▶ _The exercise_
Repeat verbatim the lines of the material from its first line through the line containing "sidebar-item-label: Vlower [15, 232, 47, 243]", with both ends included.

▶ _Annotated region listings_
--- start ---

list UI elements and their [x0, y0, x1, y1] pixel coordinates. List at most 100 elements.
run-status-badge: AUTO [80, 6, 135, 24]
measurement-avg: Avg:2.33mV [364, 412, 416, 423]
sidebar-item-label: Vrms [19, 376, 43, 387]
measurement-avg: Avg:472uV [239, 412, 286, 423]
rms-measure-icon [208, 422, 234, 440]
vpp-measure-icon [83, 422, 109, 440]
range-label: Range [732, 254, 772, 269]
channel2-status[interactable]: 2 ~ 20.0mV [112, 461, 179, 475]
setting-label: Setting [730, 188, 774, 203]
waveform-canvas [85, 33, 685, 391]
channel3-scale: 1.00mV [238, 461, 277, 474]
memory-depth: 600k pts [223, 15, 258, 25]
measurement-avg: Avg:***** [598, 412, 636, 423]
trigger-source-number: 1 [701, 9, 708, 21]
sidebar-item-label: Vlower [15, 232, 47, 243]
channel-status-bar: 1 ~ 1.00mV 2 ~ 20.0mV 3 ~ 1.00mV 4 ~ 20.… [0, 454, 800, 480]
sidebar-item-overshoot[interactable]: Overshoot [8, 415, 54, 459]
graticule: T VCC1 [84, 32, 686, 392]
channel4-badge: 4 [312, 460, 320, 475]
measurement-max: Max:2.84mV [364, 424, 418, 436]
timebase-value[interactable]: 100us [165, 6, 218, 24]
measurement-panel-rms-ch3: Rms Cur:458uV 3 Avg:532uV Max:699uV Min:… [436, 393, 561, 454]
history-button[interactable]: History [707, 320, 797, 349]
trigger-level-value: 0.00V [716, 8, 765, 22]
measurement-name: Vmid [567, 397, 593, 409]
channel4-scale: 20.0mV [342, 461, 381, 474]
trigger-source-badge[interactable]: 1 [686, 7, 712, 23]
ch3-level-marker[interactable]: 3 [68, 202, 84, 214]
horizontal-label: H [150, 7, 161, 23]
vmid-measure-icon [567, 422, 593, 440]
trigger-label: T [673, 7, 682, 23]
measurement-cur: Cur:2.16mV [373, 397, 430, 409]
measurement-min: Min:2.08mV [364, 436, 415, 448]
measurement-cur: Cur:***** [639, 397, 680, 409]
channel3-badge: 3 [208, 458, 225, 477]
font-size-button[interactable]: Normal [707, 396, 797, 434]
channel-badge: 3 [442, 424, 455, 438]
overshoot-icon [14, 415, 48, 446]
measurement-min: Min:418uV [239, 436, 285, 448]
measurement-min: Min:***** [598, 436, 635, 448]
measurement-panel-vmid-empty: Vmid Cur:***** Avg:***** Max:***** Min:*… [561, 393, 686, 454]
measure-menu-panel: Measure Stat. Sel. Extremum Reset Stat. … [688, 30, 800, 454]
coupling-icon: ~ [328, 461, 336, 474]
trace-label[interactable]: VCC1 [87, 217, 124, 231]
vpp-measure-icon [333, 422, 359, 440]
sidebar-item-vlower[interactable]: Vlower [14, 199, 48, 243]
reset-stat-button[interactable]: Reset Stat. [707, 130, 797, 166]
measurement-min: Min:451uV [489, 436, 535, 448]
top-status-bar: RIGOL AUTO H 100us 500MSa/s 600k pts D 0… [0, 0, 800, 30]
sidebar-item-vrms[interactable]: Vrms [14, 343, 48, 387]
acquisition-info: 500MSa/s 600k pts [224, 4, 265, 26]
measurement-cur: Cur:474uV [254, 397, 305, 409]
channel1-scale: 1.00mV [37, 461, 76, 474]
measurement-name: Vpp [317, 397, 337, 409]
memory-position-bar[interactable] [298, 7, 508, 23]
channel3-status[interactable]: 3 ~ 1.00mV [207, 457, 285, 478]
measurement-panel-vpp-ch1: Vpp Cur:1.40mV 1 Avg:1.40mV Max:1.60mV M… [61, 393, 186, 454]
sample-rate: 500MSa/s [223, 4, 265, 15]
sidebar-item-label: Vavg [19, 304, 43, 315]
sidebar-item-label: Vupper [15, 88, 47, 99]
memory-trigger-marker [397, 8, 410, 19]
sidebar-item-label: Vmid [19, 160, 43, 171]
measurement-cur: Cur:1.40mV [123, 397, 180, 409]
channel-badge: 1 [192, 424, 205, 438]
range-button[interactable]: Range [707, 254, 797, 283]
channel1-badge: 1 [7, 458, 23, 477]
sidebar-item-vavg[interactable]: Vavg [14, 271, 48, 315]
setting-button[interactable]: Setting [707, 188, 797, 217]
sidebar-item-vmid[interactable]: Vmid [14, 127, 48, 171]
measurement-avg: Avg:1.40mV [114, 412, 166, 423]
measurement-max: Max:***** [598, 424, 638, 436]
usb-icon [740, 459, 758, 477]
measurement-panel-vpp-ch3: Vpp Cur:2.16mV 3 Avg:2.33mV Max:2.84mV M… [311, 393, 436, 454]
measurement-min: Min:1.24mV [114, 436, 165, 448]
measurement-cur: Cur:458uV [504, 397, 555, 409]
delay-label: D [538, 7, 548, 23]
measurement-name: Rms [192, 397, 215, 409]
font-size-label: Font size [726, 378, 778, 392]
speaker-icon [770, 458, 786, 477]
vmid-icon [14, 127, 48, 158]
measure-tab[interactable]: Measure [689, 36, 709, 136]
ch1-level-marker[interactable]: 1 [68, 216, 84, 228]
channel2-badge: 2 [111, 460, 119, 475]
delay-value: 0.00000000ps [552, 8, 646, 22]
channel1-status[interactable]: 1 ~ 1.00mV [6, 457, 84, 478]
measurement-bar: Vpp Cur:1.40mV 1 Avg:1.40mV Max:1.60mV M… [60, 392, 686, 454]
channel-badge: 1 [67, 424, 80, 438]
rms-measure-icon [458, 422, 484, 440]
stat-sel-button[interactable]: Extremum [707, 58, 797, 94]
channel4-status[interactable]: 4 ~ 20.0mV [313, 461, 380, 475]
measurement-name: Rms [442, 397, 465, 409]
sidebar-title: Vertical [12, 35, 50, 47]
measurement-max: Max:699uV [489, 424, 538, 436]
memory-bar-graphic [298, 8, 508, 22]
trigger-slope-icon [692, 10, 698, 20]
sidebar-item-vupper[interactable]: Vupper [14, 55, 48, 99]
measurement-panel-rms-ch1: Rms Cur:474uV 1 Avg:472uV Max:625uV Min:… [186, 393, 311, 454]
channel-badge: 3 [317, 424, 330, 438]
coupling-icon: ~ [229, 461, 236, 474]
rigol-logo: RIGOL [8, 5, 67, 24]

--- end ---

▶ _Task output_
list UI elements and their [x0, y0, x1, y1] pixel coordinates. List at most 100 elements.
run-status-badge: AUTO [80, 6, 135, 24]
measurement-avg: Avg:2.33mV [364, 412, 416, 423]
sidebar-item-label: Vrms [19, 376, 43, 387]
measurement-avg: Avg:472uV [239, 412, 286, 423]
rms-measure-icon [208, 422, 234, 440]
vpp-measure-icon [83, 422, 109, 440]
range-label: Range [732, 254, 772, 269]
channel2-status[interactable]: 2 ~ 20.0mV [112, 461, 179, 475]
setting-label: Setting [730, 188, 774, 203]
waveform-canvas [85, 33, 685, 391]
channel3-scale: 1.00mV [238, 461, 277, 474]
memory-depth: 600k pts [223, 15, 258, 25]
measurement-avg: Avg:***** [598, 412, 636, 423]
trigger-source-number: 1 [701, 9, 708, 21]
sidebar-item-label: Vlower [15, 232, 47, 243]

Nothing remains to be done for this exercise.